[YOUR GOAL]: Pick out every line in the data below that holds "меня".

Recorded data
○ ○ ○
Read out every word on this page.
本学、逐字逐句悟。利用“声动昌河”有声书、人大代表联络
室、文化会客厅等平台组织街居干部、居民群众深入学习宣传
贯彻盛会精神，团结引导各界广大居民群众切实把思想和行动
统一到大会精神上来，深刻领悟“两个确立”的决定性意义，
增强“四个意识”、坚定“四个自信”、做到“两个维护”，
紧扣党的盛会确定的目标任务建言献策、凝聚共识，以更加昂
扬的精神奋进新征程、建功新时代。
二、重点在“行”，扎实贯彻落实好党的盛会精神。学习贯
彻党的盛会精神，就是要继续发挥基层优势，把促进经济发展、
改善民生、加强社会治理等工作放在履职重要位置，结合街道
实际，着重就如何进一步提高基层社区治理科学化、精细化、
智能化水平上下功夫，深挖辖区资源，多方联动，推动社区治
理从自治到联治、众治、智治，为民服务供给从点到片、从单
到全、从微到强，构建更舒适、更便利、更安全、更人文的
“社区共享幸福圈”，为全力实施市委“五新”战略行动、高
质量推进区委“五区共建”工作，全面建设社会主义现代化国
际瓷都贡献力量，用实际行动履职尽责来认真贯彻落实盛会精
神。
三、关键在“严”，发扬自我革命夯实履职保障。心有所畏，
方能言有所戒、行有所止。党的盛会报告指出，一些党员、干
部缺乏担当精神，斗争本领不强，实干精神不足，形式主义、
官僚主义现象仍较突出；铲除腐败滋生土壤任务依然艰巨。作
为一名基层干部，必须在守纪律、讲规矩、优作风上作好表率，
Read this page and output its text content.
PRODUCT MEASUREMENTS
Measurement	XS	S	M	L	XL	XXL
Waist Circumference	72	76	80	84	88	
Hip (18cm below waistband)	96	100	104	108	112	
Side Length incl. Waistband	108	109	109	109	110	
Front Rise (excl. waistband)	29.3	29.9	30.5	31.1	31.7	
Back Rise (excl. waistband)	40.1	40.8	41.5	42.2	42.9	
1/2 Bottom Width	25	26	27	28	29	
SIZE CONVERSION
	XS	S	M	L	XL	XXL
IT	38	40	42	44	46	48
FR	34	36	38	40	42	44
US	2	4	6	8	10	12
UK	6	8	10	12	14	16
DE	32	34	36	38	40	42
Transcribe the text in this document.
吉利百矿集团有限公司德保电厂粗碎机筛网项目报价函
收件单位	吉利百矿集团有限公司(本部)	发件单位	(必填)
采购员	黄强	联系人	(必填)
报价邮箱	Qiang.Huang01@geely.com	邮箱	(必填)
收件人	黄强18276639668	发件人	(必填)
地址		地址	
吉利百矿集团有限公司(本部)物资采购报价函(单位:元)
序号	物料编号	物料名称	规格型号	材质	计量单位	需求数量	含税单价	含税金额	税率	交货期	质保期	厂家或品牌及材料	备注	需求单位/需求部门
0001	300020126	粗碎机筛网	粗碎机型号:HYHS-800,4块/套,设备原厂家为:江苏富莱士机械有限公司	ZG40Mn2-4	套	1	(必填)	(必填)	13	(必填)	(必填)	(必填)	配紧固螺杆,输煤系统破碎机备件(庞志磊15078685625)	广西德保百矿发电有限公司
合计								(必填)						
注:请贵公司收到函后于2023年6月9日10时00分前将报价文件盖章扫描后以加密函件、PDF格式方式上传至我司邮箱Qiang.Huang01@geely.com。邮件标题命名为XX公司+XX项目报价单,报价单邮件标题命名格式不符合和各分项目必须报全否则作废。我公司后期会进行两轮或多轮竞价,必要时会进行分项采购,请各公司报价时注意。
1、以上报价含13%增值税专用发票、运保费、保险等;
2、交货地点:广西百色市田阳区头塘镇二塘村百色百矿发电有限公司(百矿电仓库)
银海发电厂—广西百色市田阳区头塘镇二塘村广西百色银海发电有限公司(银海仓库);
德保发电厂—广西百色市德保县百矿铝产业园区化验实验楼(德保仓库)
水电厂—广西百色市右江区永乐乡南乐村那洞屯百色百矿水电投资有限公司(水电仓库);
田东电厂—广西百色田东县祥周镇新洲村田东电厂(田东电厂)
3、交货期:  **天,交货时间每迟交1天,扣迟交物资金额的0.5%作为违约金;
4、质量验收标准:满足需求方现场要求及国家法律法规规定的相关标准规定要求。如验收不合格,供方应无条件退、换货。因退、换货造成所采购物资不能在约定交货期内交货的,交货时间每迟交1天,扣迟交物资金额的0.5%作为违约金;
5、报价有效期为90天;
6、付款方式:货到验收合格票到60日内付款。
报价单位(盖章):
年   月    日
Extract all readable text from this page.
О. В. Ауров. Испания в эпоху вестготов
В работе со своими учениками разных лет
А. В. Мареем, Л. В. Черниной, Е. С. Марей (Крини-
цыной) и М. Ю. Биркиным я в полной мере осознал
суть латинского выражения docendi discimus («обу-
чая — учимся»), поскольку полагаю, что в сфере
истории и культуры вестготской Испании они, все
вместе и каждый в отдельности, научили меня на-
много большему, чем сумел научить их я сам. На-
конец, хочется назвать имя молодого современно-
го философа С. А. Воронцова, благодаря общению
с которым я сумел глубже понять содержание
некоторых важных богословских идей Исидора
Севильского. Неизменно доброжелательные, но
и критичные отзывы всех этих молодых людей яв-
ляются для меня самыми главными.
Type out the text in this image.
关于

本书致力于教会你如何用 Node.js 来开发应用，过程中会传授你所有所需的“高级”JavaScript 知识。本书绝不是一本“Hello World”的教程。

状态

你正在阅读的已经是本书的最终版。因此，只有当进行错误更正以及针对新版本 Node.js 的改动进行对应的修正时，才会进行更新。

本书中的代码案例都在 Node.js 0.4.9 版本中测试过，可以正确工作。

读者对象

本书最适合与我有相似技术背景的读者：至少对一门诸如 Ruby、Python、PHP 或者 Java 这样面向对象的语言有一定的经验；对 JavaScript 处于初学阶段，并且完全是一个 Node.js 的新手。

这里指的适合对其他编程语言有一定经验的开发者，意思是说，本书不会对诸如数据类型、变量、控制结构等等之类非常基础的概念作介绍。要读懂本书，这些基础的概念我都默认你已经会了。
○ ○ ○
[COMPLETE RESPONSE]:
вместе и каждый в отдельности, научили меня на-
ляются для меня самыми главными.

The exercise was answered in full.